## Exercise:
Among these lines, how many include "épaisse"? Answer only with the number.

#### Data rows

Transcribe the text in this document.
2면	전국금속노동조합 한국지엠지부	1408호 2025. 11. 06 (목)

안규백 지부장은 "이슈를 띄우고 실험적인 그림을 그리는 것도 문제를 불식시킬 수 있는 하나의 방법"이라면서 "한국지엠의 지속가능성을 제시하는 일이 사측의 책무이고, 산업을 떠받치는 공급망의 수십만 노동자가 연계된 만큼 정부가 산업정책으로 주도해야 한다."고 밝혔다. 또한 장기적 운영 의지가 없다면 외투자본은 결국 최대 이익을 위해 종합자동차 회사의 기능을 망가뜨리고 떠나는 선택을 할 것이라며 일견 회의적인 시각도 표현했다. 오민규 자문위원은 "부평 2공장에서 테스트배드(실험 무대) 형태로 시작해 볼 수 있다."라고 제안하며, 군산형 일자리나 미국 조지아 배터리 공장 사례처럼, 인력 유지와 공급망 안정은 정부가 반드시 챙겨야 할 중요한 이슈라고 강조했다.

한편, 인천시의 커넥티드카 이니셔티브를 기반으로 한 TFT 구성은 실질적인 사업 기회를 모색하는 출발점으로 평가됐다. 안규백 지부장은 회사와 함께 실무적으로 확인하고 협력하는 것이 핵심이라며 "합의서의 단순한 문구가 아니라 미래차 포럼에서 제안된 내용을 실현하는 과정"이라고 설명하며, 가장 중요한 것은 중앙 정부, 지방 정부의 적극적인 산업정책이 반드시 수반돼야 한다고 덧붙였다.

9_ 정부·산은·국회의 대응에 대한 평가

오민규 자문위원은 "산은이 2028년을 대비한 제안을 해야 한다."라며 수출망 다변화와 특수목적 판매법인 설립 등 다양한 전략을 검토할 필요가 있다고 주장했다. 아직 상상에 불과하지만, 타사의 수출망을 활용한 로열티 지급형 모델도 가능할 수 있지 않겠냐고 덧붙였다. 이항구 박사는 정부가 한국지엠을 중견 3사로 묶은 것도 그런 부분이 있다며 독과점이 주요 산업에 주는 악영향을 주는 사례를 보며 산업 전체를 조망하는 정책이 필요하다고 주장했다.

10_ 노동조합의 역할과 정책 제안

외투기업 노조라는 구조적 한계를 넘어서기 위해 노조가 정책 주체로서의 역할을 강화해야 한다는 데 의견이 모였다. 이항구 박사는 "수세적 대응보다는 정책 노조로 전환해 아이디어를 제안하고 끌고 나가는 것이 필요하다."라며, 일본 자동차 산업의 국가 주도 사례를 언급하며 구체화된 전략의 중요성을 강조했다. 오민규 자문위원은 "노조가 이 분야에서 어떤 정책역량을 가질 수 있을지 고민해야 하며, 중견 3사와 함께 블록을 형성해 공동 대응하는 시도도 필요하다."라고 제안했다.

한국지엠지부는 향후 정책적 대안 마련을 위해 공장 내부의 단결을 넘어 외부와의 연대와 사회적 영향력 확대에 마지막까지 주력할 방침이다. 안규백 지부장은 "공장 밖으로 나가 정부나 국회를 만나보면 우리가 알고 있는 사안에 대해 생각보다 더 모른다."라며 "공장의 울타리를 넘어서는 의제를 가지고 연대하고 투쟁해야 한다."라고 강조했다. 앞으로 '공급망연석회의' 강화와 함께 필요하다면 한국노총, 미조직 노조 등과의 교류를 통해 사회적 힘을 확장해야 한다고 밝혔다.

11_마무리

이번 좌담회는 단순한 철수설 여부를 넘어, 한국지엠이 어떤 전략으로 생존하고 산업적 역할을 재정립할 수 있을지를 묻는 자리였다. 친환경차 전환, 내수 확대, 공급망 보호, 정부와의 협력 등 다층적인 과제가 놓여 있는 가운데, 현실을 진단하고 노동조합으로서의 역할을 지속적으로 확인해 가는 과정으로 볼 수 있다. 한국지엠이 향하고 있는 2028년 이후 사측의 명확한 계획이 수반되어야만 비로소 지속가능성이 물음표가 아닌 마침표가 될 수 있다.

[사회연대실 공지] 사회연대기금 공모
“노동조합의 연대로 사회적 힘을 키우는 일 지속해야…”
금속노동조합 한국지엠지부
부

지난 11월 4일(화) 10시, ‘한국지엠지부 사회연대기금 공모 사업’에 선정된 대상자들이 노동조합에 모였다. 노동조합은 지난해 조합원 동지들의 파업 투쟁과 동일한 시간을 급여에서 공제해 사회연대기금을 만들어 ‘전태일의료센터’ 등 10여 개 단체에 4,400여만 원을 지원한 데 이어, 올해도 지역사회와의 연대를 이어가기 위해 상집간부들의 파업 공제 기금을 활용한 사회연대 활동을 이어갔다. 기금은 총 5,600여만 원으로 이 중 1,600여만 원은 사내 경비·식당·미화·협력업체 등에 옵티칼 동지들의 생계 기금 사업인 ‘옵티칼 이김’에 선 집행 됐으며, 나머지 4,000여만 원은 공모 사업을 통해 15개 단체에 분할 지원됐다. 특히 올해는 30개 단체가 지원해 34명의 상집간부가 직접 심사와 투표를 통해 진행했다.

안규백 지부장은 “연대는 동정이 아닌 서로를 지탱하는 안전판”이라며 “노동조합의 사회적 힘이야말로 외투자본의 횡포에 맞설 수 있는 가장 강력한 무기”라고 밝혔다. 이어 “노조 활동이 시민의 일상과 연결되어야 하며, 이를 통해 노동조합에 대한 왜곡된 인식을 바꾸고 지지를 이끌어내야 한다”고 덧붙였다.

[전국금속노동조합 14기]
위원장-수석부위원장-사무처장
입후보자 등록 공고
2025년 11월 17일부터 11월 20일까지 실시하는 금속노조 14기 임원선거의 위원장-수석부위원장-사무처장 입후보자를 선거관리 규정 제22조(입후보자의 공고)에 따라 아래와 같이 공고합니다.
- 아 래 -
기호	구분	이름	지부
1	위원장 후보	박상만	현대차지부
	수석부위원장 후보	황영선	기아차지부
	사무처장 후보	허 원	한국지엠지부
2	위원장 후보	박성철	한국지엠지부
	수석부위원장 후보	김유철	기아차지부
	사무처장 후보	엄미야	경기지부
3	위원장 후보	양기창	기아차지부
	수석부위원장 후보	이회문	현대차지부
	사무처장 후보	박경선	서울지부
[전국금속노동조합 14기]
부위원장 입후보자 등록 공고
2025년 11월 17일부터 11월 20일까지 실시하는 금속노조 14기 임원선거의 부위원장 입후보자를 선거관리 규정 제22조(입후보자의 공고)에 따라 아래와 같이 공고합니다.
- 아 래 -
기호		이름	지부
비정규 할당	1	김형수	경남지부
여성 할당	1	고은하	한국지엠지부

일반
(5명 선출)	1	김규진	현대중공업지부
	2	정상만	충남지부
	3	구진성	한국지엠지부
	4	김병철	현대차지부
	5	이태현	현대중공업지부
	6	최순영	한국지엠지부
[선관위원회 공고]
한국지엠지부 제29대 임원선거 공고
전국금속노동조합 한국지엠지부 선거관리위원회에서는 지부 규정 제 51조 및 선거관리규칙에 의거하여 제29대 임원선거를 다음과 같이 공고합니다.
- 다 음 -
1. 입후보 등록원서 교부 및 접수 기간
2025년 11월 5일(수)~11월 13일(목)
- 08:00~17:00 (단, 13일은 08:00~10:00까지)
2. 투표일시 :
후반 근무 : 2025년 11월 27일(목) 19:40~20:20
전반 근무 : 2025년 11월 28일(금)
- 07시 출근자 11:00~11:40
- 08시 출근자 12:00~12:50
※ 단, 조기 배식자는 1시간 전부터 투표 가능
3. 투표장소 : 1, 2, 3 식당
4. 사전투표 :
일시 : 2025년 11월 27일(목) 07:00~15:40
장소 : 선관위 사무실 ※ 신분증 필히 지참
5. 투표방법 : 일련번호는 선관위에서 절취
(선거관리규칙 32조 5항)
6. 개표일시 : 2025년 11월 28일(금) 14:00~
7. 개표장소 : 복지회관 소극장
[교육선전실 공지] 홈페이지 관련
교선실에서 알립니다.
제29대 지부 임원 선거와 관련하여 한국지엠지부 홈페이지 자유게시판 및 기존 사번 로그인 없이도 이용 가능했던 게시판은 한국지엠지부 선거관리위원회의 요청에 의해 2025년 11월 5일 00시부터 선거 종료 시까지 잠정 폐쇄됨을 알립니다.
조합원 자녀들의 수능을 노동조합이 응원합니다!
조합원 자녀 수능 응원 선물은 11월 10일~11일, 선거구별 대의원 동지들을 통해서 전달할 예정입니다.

########
#### Data rows

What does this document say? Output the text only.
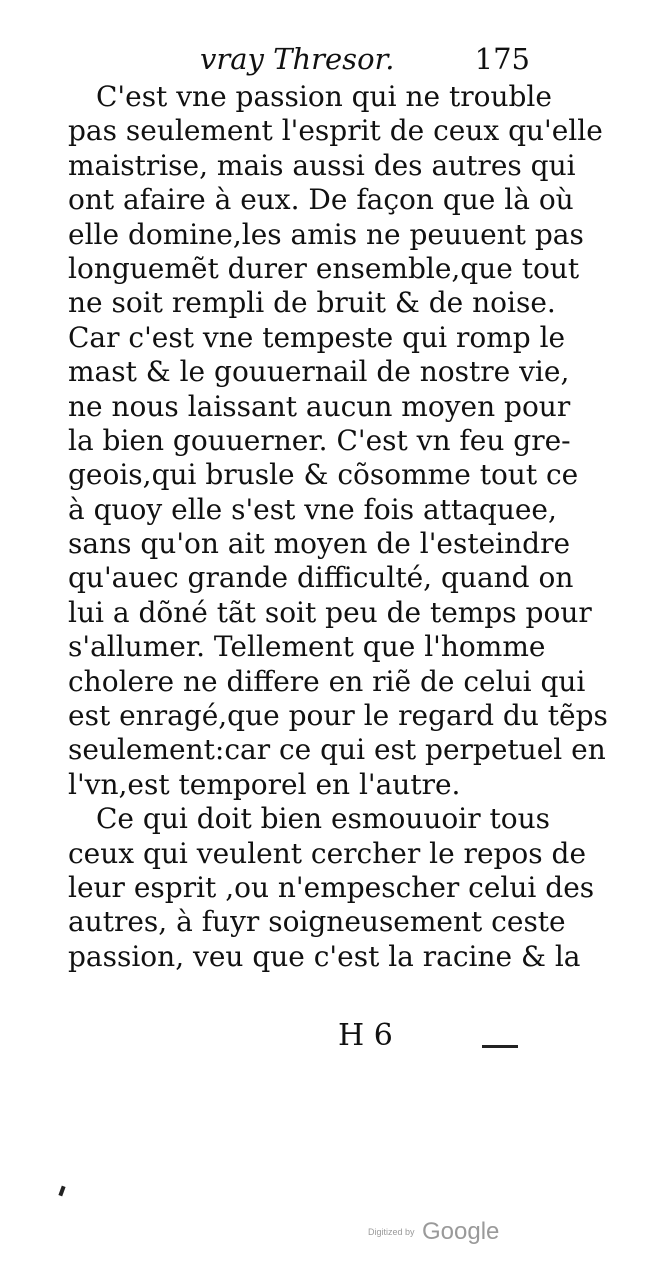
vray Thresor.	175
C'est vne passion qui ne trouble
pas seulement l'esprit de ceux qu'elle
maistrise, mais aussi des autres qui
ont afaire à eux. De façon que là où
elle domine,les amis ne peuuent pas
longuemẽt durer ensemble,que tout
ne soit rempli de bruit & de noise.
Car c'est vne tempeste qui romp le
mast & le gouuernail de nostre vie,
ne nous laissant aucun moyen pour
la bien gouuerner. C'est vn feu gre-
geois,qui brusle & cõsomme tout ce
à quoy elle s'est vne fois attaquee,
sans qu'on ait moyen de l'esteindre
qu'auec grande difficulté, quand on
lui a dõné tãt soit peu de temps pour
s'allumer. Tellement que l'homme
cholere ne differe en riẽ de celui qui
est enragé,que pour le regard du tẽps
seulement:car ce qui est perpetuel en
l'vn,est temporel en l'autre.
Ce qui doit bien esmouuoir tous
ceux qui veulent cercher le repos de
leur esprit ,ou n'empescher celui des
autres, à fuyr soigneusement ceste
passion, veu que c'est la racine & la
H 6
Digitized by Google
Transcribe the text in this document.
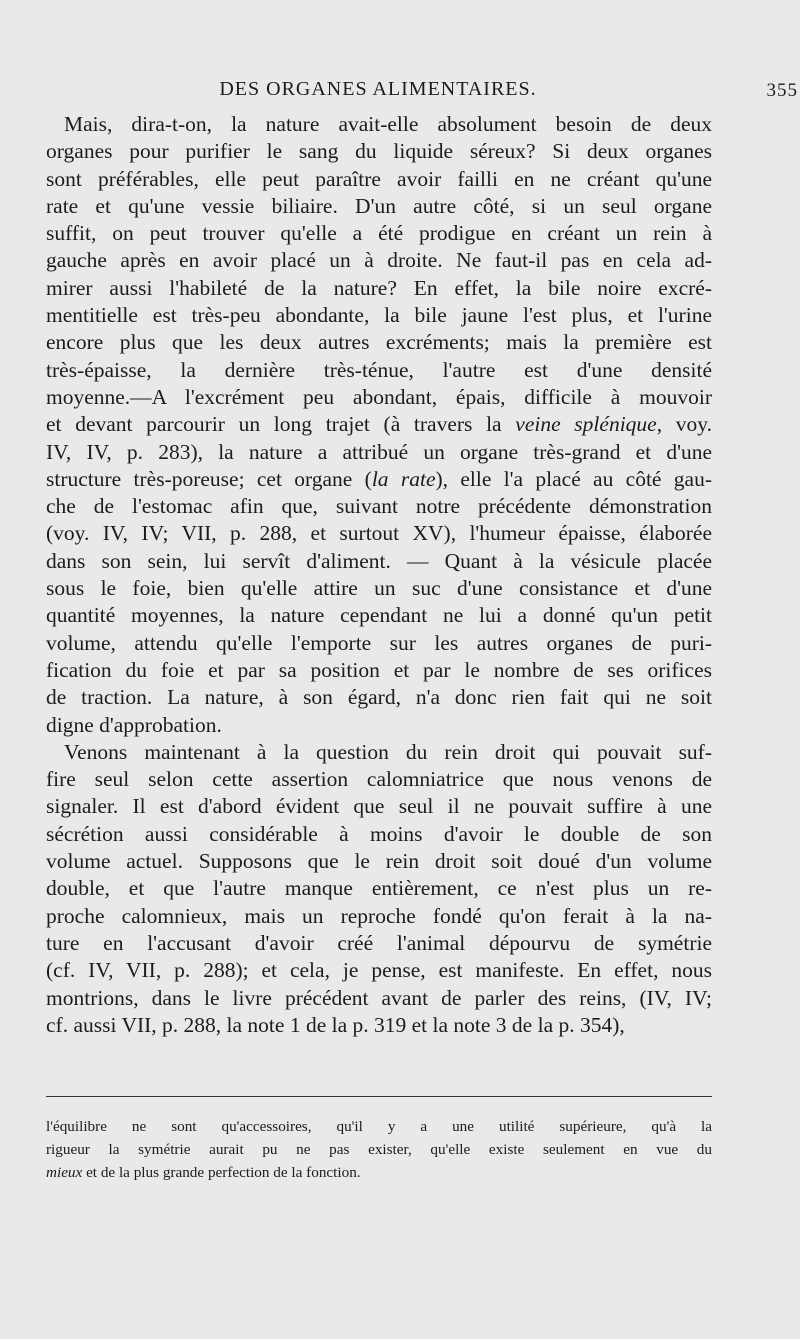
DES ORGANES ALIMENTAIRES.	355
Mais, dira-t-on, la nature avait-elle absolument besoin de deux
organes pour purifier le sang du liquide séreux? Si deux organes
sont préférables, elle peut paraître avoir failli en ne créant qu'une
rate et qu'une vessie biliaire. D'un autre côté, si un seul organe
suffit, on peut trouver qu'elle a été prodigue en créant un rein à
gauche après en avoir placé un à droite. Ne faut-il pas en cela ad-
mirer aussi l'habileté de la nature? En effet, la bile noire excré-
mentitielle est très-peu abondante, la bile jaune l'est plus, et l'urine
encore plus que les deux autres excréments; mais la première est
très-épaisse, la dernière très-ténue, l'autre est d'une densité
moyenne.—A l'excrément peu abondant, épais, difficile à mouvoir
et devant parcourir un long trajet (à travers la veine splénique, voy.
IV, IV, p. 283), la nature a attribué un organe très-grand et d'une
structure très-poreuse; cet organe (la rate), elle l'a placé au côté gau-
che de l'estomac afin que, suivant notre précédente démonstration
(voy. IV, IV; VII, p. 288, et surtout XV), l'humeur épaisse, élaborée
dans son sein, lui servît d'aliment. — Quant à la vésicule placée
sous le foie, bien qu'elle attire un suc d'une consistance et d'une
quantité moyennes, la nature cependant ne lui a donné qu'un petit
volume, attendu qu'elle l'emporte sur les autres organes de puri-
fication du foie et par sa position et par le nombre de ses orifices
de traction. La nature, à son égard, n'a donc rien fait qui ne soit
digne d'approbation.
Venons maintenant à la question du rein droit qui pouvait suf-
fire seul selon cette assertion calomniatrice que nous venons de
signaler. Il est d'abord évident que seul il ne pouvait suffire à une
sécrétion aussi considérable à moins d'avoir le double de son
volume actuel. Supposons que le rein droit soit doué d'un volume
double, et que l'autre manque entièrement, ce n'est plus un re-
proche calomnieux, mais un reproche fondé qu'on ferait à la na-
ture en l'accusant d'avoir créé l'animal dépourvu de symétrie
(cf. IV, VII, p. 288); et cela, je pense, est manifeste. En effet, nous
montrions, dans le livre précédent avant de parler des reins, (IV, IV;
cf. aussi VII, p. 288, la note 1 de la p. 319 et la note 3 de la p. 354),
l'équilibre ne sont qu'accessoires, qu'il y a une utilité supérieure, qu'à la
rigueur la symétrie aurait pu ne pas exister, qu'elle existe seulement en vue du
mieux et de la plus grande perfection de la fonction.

########

## Task output:
2